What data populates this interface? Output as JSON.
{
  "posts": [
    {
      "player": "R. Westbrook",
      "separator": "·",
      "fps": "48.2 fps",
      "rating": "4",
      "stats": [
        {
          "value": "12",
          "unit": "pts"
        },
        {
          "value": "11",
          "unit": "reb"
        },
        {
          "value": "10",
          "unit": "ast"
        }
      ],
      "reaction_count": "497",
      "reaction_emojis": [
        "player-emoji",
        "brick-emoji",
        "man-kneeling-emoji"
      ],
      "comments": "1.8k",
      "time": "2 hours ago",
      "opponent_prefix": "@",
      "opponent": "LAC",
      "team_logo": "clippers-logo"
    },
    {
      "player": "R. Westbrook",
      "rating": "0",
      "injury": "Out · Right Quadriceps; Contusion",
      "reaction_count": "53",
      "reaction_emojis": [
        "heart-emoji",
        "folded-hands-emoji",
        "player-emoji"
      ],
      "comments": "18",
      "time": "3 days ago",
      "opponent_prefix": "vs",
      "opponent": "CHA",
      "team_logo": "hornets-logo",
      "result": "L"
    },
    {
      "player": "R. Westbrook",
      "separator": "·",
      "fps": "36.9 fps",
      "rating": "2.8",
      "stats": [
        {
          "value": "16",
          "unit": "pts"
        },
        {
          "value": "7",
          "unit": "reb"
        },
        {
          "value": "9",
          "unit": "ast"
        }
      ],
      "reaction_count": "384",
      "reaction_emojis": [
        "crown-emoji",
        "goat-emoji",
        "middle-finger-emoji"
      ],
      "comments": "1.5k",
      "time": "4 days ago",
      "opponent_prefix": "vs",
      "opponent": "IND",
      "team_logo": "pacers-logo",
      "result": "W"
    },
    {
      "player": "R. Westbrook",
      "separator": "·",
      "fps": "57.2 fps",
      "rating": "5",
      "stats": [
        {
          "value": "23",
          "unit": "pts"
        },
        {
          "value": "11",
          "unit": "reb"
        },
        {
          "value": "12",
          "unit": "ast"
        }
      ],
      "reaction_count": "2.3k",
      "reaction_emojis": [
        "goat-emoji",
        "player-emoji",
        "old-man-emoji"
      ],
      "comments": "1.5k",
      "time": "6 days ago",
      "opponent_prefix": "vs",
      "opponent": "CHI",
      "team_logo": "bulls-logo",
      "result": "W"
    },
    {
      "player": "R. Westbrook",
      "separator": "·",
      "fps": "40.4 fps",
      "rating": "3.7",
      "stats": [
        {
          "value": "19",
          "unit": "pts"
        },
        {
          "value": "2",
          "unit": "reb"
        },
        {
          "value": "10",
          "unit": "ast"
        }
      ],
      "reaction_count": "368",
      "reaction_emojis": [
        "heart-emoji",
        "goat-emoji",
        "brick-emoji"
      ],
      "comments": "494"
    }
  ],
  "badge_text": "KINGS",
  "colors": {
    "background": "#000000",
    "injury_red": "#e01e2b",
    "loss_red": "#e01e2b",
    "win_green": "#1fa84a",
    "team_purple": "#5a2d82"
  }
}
····················
→ **Work required**:
Give the number of lines where the string "value" occurs, without any further text.

→ **Complete output**:
12